# WRITTEN INSTRUCTION:
Write out precisely the lines beginning with the line that contains "Transcribe the text in this document." and ending with the last line of the entries, and no other lines.

>> Begin DATASET RECORDS

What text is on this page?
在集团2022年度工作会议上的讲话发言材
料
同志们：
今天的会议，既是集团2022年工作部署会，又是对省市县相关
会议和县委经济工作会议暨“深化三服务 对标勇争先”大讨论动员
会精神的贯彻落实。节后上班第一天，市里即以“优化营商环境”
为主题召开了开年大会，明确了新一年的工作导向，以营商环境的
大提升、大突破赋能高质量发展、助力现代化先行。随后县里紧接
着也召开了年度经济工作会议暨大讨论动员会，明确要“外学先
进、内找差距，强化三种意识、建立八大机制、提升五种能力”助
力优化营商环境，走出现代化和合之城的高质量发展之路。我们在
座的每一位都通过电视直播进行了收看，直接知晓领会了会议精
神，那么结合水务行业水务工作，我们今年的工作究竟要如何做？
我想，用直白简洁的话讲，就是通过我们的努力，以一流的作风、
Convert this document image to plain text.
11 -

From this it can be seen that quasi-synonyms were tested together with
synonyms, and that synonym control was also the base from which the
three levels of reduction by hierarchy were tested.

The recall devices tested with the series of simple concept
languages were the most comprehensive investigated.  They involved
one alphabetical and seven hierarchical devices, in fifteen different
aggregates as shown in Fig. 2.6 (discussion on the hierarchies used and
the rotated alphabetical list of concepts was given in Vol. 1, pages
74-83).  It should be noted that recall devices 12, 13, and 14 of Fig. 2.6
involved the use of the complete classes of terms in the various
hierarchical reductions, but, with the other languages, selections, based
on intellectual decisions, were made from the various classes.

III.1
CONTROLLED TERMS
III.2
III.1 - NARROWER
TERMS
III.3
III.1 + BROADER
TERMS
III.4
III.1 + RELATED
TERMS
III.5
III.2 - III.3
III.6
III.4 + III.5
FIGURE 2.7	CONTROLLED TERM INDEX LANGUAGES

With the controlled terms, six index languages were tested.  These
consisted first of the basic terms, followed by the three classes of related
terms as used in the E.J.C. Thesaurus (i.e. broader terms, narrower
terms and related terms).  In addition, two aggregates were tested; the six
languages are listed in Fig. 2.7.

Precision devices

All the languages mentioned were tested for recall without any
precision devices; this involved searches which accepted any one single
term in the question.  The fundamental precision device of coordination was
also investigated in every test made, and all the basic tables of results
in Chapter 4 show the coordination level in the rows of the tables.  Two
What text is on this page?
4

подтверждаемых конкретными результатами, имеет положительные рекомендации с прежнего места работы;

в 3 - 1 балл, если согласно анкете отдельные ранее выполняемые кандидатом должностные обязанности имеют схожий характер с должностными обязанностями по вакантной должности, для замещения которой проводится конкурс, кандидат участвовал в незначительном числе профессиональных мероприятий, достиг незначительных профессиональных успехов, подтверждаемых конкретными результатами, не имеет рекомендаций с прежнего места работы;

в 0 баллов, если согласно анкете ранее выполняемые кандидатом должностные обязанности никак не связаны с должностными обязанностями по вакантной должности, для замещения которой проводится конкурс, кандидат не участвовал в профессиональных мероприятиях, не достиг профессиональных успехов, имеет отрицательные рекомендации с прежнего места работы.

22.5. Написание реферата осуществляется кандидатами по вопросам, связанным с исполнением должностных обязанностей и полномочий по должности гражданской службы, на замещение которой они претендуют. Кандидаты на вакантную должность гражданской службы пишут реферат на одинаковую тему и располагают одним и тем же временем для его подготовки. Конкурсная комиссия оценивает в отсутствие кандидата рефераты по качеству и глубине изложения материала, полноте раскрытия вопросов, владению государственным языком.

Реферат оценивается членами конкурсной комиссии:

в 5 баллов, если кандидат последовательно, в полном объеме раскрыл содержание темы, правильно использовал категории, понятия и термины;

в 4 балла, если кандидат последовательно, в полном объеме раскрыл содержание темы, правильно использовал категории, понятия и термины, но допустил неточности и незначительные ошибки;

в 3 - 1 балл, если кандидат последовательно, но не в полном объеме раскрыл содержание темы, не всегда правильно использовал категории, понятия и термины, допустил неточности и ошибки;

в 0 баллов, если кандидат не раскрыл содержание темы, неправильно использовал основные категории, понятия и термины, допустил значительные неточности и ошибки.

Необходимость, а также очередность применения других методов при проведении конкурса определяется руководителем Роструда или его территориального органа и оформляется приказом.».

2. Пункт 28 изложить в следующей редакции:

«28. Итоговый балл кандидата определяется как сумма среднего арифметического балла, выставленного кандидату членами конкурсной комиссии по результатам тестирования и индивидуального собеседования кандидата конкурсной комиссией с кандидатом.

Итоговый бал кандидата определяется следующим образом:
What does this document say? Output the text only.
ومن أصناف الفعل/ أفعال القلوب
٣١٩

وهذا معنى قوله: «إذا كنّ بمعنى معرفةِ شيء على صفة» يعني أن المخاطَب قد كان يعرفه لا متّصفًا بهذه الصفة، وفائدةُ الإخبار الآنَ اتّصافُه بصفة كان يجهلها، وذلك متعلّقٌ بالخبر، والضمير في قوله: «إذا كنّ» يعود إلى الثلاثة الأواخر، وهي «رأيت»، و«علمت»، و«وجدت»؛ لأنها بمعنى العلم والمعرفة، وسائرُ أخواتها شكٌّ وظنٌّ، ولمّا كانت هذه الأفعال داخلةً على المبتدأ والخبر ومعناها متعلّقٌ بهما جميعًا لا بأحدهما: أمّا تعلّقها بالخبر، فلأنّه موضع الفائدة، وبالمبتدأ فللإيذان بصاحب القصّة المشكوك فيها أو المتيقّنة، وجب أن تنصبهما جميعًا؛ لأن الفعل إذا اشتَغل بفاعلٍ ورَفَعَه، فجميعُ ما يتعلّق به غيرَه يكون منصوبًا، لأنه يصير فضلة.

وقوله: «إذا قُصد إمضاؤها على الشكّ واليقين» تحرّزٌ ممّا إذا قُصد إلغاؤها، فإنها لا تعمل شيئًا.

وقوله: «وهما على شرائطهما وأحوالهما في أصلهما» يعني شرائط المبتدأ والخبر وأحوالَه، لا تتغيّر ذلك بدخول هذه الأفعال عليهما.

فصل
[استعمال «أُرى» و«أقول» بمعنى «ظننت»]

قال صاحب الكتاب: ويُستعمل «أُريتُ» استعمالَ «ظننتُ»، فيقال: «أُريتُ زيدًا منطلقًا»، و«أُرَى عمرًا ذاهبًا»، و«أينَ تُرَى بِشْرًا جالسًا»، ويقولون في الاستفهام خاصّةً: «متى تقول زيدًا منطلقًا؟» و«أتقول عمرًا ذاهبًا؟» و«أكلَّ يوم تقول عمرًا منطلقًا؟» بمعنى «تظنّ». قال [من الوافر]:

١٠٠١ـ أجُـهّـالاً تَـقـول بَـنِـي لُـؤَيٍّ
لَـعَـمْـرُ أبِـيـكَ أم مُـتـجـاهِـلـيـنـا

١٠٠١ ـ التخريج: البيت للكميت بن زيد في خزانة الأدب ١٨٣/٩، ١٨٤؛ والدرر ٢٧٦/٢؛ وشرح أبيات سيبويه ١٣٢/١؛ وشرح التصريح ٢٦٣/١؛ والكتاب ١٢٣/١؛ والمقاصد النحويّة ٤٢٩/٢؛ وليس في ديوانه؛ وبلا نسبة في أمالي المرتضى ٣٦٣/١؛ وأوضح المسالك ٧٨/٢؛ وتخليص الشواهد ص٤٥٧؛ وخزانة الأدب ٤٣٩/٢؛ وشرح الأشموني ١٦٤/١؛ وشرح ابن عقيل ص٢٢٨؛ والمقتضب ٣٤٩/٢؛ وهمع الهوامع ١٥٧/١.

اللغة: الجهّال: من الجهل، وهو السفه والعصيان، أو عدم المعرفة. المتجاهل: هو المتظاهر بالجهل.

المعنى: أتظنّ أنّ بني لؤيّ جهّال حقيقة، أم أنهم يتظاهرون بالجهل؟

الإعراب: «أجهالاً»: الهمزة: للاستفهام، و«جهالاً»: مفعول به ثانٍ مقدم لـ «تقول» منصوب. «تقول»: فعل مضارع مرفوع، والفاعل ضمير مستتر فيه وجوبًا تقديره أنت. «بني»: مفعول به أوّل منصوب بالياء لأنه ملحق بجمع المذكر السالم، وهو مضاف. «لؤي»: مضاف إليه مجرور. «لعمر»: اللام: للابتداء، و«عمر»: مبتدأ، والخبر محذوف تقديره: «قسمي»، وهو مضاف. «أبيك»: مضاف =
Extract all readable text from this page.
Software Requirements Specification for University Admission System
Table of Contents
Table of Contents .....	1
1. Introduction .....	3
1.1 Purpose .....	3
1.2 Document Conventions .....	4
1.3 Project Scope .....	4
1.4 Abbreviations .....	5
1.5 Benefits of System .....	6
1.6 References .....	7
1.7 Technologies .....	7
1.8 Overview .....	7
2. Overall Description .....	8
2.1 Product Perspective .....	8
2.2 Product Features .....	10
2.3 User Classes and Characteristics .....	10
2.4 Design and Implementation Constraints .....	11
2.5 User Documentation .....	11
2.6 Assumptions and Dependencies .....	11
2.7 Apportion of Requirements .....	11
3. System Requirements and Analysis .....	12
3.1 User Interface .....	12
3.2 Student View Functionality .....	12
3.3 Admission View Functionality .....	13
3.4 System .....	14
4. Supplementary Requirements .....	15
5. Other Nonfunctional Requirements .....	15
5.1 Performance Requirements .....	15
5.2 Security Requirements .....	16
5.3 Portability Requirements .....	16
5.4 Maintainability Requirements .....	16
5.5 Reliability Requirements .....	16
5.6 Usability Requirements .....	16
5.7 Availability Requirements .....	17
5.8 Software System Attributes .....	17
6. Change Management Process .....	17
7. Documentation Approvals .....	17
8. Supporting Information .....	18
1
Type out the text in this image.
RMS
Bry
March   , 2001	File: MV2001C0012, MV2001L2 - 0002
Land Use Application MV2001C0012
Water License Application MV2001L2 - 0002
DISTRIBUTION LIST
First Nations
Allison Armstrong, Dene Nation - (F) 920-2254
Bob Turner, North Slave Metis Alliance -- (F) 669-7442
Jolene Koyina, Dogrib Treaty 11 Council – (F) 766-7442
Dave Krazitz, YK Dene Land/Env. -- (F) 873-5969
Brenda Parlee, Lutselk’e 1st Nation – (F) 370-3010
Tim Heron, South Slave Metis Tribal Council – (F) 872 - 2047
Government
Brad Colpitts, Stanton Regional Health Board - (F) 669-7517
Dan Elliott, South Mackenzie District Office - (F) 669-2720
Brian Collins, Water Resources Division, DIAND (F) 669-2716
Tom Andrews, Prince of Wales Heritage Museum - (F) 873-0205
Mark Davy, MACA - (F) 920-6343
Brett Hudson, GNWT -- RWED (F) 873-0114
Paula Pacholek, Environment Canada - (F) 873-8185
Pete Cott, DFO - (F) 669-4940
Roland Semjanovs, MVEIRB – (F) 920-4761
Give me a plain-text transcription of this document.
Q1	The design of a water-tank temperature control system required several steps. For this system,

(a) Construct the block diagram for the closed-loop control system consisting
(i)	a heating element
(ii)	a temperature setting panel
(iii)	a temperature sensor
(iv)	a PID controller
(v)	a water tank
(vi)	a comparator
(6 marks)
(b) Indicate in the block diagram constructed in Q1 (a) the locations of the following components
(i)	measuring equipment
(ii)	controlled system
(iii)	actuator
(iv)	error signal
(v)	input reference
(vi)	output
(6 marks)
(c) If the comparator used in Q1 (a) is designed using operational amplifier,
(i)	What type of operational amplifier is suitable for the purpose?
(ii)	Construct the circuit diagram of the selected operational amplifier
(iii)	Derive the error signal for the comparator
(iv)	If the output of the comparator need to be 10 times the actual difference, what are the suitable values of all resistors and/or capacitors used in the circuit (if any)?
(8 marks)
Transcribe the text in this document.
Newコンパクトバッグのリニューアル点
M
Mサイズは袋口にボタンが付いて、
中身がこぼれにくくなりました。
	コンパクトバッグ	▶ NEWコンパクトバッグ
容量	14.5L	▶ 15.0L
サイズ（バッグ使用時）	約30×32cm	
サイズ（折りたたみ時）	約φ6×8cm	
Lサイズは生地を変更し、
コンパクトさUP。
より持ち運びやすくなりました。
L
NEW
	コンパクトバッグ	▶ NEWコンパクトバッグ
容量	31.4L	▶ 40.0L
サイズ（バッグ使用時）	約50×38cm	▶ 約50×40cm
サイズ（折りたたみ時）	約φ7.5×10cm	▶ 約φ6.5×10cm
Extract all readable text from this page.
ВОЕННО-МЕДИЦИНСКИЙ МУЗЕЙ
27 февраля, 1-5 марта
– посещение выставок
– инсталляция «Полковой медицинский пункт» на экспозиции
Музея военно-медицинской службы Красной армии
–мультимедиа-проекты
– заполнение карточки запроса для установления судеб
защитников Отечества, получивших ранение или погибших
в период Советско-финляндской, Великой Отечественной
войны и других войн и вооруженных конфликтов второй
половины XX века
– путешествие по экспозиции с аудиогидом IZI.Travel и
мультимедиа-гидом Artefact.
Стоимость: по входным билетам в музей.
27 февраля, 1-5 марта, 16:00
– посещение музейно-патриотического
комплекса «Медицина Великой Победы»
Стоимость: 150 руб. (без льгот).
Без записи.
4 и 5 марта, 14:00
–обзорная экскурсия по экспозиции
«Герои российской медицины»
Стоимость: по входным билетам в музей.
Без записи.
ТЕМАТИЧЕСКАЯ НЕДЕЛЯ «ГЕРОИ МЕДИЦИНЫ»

>> End DATASET RECORDS

# ANSWER TO THIS TASK:
Transcribe the text in this document.
Newコンパクトバッグのリニューアル点
M
Mサイズは袋口にボタンが付いて、
中身がこぼれにくくなりました。
	コンパクトバッグ	▶ NEWコンパクトバッグ
容量	14.5L	▶ 15.0L
サイズ（バッグ使用時）	約30×32cm	
サイズ（折りたたみ時）	約φ6×8cm	
Lサイズは生地を変更し、
コンパクトさUP。
より持ち運びやすくなりました。
L
NEW
	コンパクトバッグ	▶ NEWコンパクトバッグ
容量	31.4L	▶ 40.0L
サイズ（バッグ使用時）	約50×38cm	▶ 約50×40cm
サイズ（折りたたみ時）	約φ7.5×10cm	▶ 約φ6.5×10cm
Extract all readable text from this page.
ВОЕННО-МЕДИЦИНСКИЙ МУЗЕЙ
27 февраля, 1-5 марта
– посещение выставок
– инсталляция «Полковой медицинский пункт» на экспозиции
Музея военно-медицинской службы Красной армии
–мультимедиа-проекты
– заполнение карточки запроса для установления судеб
защитников Отечества, получивших ранение или погибших
в период Советско-финляндской, Великой Отечественной
войны и других войн и вооруженных конфликтов второй
половины XX века
– путешествие по экспозиции с аудиогидом IZI.Travel и
мультимедиа-гидом Artefact.
Стоимость: по входным билетам в музей.
27 февраля, 1-5 марта, 16:00
– посещение музейно-патриотического
комплекса «Медицина Великой Победы»
Стоимость: 150 руб. (без льгот).
Без записи.
4 и 5 марта, 14:00
–обзорная экскурсия по экспозиции
«Герои российской медицины»
Стоимость: по входным билетам в музей.
Без записи.
ТЕМАТИЧЕСКАЯ НЕДЕЛЯ «ГЕРОИ МЕДИЦИНЫ»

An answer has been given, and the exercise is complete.